**Short problem:**
Drop the pictures from the entries below, then reproduce the rest exactly.

**Listed entries:**
════

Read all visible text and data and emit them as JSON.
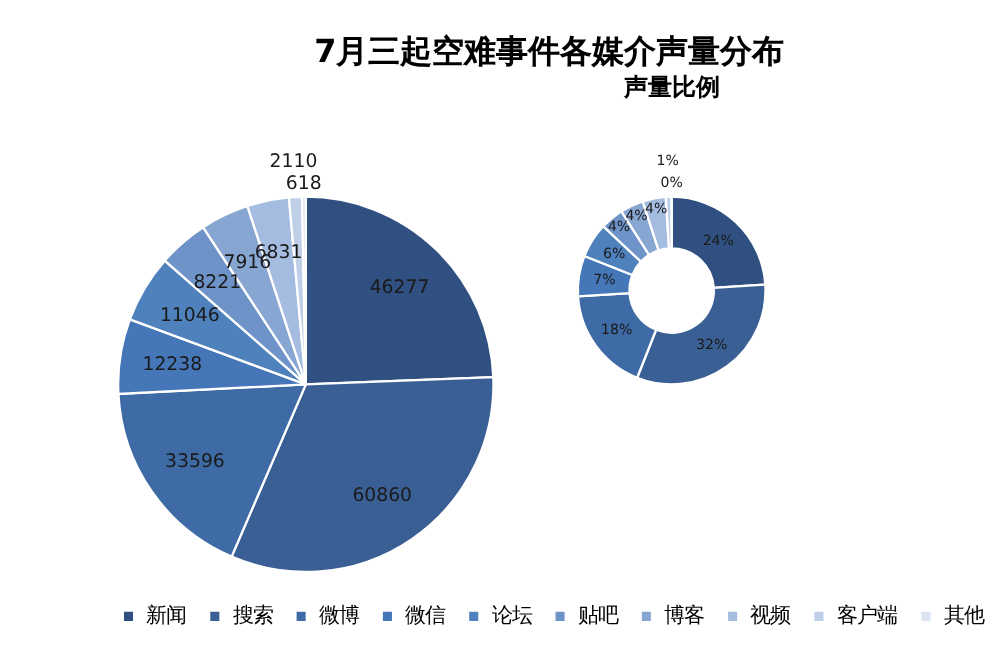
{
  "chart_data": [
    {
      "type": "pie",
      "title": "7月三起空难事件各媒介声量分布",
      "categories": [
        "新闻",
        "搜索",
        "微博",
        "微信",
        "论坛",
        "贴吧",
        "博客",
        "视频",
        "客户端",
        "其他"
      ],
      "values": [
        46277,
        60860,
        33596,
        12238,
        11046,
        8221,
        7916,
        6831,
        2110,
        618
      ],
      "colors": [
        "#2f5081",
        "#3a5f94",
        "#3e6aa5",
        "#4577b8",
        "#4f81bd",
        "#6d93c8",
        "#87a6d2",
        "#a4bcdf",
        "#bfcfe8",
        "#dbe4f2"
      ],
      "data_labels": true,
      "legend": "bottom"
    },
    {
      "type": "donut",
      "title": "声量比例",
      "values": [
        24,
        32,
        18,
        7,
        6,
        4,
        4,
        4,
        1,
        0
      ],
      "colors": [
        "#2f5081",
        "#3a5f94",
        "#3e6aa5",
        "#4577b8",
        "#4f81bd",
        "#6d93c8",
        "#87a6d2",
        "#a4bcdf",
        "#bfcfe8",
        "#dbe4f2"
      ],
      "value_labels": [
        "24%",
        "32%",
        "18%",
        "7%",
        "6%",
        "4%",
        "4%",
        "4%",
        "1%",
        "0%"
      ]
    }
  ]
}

════

**Task answer:**
Read all visible text and data and emit them as JSON.
{
  "chart_data": [
    {
      "type": "pie",
      "title": "7月三起空难事件各媒介声量分布",
      "categories": [
        "新闻",
        "搜索",
        "微博",
        "微信",
        "论坛",
        "贴吧",
        "博客",
        "视频",
        "客户端",
        "其他"
      ],
      "values": [
        46277,
        60860,
        33596,
        12238,
        11046,
        8221,
        7916,
        6831,
        2110,
        618
      ],
      "colors": [
        "#2f5081",
        "#3a5f94",
        "#3e6aa5",
        "#4577b8",
        "#4f81bd",
        "#6d93c8",
        "#87a6d2",
        "#a4bcdf",
        "#bfcfe8",
        "#dbe4f2"
      ],
      "data_labels": true,
      "legend": "bottom"
    },
    {
      "type": "donut",
      "title": "声量比例",
      "values": [
        24,
        32,
        18,
        7,
        6,
        4,
        4,
        4,
        1,
        0
      ],
      "colors": [
        "#2f5081",
        "#3a5f94",
        "#3e6aa5",
        "#4577b8",
        "#4f81bd",
        "#6d93c8",
        "#87a6d2",
        "#a4bcdf",
        "#bfcfe8",
        "#dbe4f2"
      ],
      "value_labels": [
        "24%",
        "32%",
        "18%",
        "7%",
        "6%",
        "4%",
        "4%",
        "4%",
        "1%",
        "0%"
      ]
    }
  ]
}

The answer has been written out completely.